_Your task:_
Track down each line that has the word "page" and copy it.

◆ ◆ ◆ ◆ ◆

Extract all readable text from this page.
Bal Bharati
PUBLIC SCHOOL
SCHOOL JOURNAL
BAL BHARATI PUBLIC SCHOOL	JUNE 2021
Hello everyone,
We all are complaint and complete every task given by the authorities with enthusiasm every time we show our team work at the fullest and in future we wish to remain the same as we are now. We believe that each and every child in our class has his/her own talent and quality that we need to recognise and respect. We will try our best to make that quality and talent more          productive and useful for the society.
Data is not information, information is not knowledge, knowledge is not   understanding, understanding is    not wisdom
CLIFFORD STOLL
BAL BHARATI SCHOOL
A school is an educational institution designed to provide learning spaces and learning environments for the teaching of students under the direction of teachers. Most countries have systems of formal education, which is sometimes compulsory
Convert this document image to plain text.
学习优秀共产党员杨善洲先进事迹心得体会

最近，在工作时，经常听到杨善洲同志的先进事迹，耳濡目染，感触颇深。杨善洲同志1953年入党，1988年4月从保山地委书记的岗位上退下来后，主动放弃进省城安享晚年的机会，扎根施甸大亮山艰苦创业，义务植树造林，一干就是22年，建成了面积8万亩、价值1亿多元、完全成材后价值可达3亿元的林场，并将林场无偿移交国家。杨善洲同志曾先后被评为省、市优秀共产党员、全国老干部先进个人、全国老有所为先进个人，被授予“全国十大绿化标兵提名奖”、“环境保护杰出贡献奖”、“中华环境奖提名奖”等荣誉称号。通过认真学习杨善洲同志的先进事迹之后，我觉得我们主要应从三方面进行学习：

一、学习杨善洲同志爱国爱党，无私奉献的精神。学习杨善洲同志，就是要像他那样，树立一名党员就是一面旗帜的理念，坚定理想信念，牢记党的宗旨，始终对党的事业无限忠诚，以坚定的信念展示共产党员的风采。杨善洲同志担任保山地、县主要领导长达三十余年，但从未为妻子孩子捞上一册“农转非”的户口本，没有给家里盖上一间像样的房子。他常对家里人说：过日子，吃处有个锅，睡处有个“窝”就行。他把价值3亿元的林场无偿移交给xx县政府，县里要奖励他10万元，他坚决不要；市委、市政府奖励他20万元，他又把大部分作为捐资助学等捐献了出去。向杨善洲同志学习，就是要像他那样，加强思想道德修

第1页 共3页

◆ ◆ ◆ ◆ ◆

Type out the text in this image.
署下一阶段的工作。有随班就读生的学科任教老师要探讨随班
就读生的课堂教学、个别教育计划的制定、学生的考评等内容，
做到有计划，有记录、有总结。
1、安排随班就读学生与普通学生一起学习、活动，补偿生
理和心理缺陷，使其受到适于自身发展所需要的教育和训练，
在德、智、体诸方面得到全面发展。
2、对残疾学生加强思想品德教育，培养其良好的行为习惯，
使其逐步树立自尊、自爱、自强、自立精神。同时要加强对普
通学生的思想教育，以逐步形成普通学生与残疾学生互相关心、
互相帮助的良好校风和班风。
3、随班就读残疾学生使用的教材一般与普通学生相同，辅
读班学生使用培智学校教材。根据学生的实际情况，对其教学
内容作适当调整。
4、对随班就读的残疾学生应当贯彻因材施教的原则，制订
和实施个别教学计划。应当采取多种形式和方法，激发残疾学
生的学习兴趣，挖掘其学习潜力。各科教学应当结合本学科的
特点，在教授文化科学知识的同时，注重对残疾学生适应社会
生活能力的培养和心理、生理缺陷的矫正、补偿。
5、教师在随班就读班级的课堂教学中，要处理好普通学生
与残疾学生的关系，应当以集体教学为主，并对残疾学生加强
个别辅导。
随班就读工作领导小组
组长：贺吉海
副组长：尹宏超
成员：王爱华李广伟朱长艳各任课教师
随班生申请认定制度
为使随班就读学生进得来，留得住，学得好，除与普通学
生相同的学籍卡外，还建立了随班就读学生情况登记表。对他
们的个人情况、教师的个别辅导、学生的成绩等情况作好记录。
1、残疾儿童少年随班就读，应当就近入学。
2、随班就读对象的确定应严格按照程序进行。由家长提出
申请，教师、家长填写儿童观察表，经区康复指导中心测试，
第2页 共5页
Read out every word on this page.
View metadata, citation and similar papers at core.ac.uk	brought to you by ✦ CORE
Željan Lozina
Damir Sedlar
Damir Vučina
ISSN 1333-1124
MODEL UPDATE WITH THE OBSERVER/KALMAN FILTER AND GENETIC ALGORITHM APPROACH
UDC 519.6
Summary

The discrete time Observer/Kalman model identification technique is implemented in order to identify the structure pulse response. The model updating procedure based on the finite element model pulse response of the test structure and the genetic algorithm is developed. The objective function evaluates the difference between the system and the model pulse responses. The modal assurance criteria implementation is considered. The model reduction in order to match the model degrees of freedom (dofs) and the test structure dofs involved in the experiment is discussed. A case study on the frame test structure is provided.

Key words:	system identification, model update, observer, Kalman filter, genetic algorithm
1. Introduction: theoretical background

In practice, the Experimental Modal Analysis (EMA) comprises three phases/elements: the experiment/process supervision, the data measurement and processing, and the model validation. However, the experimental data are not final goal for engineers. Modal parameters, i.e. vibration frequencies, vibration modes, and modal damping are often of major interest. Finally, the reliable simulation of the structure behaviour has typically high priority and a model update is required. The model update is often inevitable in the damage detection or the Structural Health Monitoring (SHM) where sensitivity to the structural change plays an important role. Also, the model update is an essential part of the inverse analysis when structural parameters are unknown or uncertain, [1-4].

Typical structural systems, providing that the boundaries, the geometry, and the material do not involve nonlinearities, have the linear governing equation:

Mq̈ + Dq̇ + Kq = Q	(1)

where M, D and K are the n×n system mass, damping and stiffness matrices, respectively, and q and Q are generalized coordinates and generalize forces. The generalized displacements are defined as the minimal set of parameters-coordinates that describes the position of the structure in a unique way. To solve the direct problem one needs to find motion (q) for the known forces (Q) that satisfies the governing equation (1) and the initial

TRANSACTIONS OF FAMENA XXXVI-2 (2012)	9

◆ ◆ ◆ ◆ ◆

_Exercise result:_
Extract all readable text from this page.
Read out every word on this page.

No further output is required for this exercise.